__THE EXERCISE__:
Find how many lines hold the word "them". Give only the number.

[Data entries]
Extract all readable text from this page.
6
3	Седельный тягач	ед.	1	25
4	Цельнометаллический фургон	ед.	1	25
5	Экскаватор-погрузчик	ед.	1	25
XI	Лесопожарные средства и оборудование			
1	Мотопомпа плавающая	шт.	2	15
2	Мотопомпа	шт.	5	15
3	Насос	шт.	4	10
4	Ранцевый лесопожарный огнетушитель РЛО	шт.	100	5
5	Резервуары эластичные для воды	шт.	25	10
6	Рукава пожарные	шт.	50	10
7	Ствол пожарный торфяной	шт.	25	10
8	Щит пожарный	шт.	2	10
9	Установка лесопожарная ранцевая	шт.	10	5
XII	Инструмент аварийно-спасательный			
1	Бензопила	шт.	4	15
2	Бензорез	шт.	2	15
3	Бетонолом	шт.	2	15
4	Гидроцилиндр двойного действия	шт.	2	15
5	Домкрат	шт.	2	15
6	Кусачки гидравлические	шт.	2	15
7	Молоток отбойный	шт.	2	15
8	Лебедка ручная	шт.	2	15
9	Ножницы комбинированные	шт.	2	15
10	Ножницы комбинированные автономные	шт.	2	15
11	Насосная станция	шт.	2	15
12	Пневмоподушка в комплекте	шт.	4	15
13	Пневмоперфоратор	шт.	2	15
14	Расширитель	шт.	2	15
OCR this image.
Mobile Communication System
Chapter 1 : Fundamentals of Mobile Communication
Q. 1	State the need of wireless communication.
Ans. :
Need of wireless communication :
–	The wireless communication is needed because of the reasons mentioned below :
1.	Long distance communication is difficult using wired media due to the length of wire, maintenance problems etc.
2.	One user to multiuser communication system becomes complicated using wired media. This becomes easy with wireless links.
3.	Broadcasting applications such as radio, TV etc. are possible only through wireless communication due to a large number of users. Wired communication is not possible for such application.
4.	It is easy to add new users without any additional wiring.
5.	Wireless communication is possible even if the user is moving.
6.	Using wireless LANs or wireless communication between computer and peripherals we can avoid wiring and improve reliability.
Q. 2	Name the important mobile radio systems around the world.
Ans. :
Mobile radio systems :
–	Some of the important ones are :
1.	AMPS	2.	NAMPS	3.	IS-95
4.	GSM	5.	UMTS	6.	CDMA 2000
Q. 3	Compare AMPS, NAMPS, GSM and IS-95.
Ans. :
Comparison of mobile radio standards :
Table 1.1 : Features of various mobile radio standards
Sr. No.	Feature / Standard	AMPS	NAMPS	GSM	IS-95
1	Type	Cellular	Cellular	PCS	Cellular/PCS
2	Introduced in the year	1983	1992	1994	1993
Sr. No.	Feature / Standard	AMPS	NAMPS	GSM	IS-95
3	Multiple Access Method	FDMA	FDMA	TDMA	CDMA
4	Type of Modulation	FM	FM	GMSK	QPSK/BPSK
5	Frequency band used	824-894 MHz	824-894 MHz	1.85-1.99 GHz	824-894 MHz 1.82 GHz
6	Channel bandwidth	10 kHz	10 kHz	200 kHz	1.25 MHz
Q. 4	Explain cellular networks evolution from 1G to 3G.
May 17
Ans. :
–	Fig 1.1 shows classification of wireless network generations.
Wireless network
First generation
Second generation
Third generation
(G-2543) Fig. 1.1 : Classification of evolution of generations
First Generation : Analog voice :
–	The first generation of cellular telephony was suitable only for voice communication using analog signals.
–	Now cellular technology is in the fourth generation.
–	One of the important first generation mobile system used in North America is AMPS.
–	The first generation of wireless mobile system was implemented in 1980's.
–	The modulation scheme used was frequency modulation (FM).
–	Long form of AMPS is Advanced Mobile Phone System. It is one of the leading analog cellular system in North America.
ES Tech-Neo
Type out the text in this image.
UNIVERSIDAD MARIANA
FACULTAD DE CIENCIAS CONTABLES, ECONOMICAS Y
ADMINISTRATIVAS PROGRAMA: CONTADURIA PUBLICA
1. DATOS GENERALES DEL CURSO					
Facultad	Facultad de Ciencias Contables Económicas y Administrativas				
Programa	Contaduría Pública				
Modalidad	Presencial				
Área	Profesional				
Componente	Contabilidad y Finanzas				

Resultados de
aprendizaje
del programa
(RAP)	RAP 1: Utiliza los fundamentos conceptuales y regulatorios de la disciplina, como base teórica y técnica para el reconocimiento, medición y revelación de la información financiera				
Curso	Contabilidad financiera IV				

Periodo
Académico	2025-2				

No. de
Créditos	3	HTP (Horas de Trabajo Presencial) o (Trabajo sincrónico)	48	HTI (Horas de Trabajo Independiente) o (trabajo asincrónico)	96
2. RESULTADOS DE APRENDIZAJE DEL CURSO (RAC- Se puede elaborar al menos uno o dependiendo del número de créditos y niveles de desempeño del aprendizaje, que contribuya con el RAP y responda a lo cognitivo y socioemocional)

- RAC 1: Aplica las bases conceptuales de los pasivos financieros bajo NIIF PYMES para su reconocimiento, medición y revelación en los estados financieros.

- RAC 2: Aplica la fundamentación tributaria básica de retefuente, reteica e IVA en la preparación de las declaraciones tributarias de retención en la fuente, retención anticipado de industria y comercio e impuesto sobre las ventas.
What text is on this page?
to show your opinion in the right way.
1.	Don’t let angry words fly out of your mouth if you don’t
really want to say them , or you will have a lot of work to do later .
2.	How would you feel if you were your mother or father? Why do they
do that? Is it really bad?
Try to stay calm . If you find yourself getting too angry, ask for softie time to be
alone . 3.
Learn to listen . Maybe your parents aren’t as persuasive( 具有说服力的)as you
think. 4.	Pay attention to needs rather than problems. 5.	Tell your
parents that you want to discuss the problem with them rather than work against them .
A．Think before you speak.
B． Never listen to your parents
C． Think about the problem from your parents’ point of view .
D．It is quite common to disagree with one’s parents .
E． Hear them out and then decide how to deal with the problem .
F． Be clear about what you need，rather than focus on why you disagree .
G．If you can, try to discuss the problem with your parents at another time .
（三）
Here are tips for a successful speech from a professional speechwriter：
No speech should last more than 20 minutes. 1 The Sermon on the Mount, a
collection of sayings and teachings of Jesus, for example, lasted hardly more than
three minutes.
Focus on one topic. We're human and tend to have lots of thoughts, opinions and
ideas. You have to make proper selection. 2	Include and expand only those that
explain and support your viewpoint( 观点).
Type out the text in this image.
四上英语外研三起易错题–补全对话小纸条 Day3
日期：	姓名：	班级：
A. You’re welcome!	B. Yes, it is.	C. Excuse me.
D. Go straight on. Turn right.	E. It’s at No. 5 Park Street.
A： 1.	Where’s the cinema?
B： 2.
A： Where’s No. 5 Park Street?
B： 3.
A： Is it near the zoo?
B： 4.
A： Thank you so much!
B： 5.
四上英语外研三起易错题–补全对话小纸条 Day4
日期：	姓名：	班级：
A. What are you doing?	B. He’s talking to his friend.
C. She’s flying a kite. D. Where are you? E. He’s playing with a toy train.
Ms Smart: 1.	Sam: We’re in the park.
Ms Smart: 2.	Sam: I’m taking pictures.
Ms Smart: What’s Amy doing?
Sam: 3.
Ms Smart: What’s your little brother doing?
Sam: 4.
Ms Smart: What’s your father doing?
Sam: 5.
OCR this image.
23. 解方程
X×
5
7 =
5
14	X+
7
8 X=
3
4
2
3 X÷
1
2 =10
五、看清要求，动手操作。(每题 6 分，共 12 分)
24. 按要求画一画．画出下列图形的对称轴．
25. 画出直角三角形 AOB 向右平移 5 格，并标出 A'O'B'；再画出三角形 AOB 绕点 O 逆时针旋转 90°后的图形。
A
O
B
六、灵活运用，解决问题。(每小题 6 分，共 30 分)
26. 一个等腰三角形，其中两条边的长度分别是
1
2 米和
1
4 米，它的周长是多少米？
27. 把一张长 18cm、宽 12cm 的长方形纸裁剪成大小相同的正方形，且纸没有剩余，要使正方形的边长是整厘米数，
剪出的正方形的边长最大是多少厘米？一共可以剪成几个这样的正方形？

__WRITTEN RESPONSE__:
3